Items:
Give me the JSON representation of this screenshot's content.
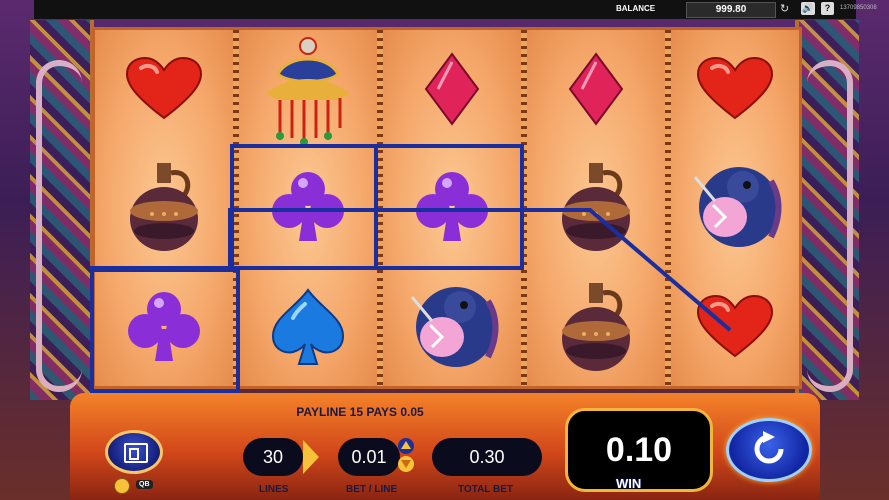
{
  "top_bar": {
    "balance_label": "BALANCE",
    "balance_value": "999.80",
    "help_label": "?",
    "session_id": "13709850308",
    "icons": [
      "refresh-icon",
      "sound-icon",
      "help-icon"
    ]
  },
  "reels": {
    "columns": [
      [
        "heart",
        "jug",
        "club"
      ],
      [
        "jewel-ornament",
        "club",
        "spade"
      ],
      [
        "diamond",
        "club",
        "monkey"
      ],
      [
        "diamond",
        "jug",
        "jug"
      ],
      [
        "heart",
        "monkey",
        "heart"
      ]
    ],
    "winning_cells": [
      [
        0,
        2
      ],
      [
        1,
        1
      ],
      [
        2,
        1
      ]
    ]
  },
  "panel": {
    "payline_message": "PAYLINE 15 PAYS 0.05",
    "lines_value": "30",
    "lines_label": "LINES",
    "bet_line_value": "0.01",
    "bet_line_label": "BET / LINE",
    "total_bet_value": "0.30",
    "total_bet_label": "TOTAL BET",
    "win_value": "0.10",
    "win_label": "WIN",
    "qb_label": "QB"
  },
  "colors": {
    "payline": "#1a2ea0",
    "accent": "#f5c23a",
    "panel": "#d2481a"
  }
}
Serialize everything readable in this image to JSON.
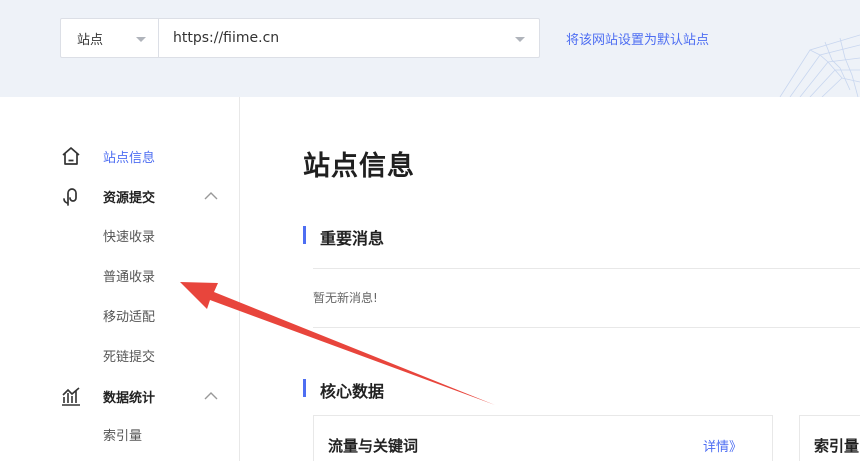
{
  "site_selector": {
    "type_value": "站点",
    "url_value": "https://fiime.cn",
    "set_default_link": "将该网站设置为默认站点"
  },
  "sidebar": {
    "items": [
      {
        "label": "站点信息",
        "icon": "home-icon",
        "active": true
      },
      {
        "label": "资源提交",
        "icon": "submit-icon",
        "expanded": true,
        "children": [
          "快速收录",
          "普通收录",
          "移动适配",
          "死链提交"
        ]
      },
      {
        "label": "数据统计",
        "icon": "chart-icon",
        "expanded": true,
        "children": [
          "索引量"
        ]
      }
    ]
  },
  "main": {
    "title": "站点信息",
    "important_section": {
      "title": "重要消息",
      "empty_text": "暂无新消息!"
    },
    "core_section": {
      "title": "核心数据",
      "cards": [
        {
          "title": "流量与关键词",
          "link": "详情》"
        },
        {
          "title": "索引量"
        }
      ]
    }
  },
  "colors": {
    "accent": "#4e6ef2",
    "annotation_arrow": "#e8453c",
    "banner_bg": "#eef2f8"
  }
}
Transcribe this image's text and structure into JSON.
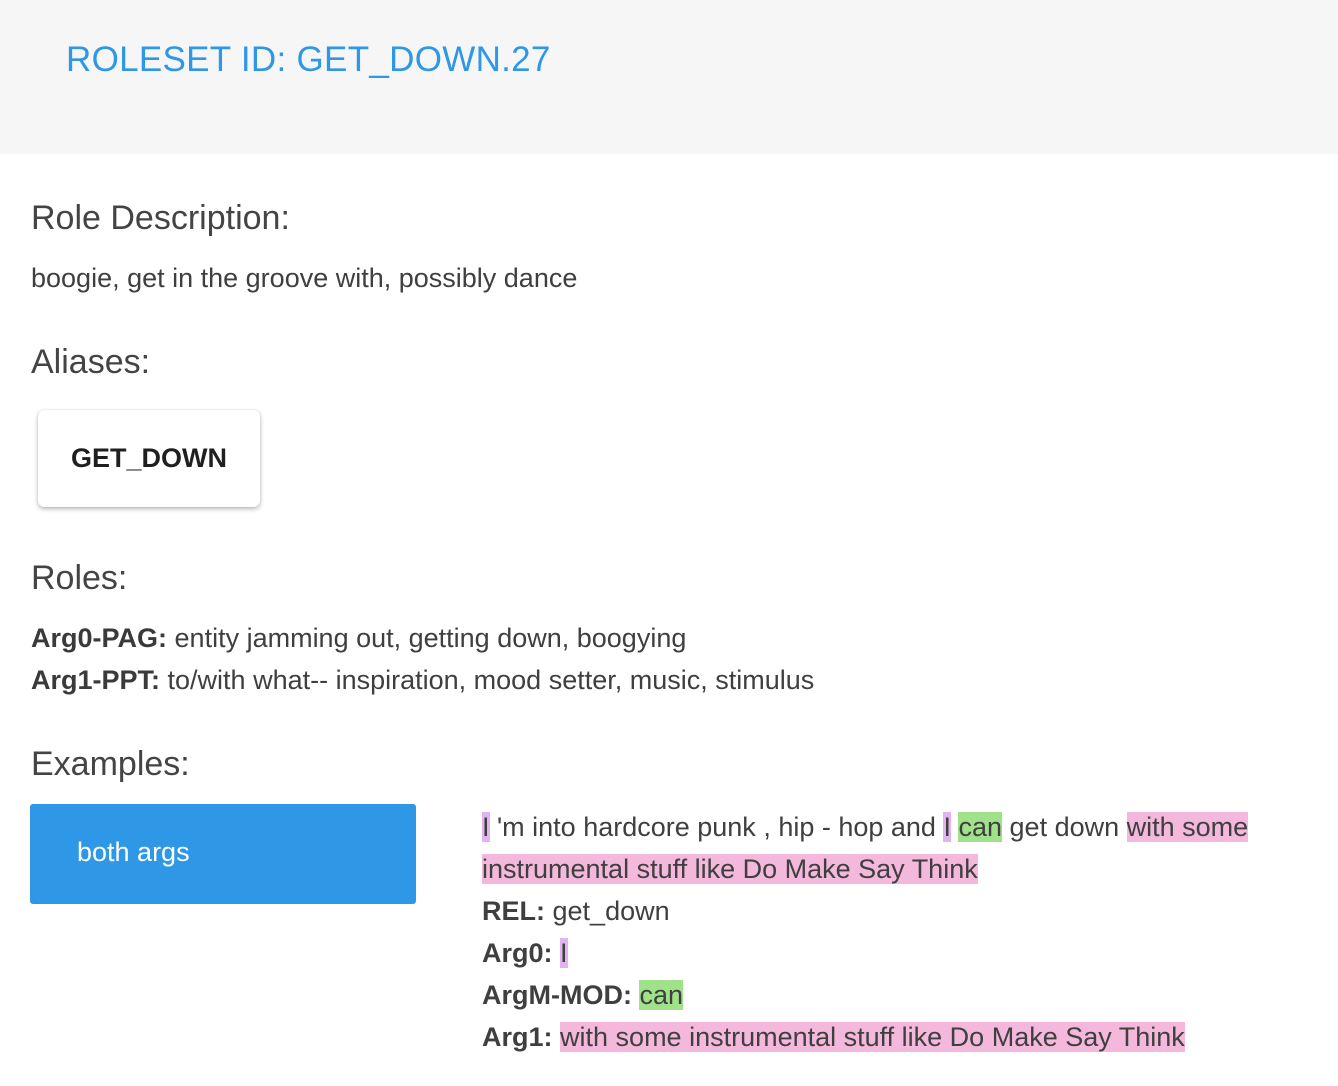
{
  "header": {
    "roleset_title": "ROLESET ID: GET_DOWN.27"
  },
  "role_description": {
    "heading": "Role Description:",
    "text": "boogie, get in the groove with, possibly dance"
  },
  "aliases": {
    "heading": "Aliases:",
    "items": [
      "GET_DOWN"
    ]
  },
  "roles": {
    "heading": "Roles:",
    "items": [
      {
        "label": "Arg0-PAG:",
        "description": "entity jamming out, getting down, boogying"
      },
      {
        "label": "Arg1-PPT:",
        "description": "to/with what-- inspiration, mood setter, music, stimulus"
      }
    ]
  },
  "examples": {
    "heading": "Examples:",
    "tabs": [
      {
        "label": "both args"
      }
    ],
    "sentence": {
      "t1": "I",
      "t2": " 'm into hardcore punk , hip - hop and ",
      "t3": "I",
      "t4": " ",
      "t5": "can",
      "t6": " get down ",
      "t7": "with some",
      "t8": "instrumental stuff like Do Make Say Think"
    },
    "args": [
      {
        "label": "REL:",
        "value": "get_down"
      },
      {
        "label": "Arg0:",
        "value": "I"
      },
      {
        "label": "ArgM-MOD:",
        "value": "can"
      },
      {
        "label": "Arg1:",
        "value": "with some instrumental stuff like Do Make Say Think"
      }
    ]
  },
  "colors": {
    "accent": "#2e97e6",
    "header_bg": "#f6f6f6",
    "arg0_highlight": "#e2b3ef",
    "argm_mod_highlight": "#9fe28a",
    "arg1_highlight": "#f3b8db"
  }
}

What to do: Identify the lines above that contain the word "into", then copy them.

Result of the task:
Transcribe this image's text and structure into JSON.
      "t2": " 'm into hardcore punk , hip - hop and ",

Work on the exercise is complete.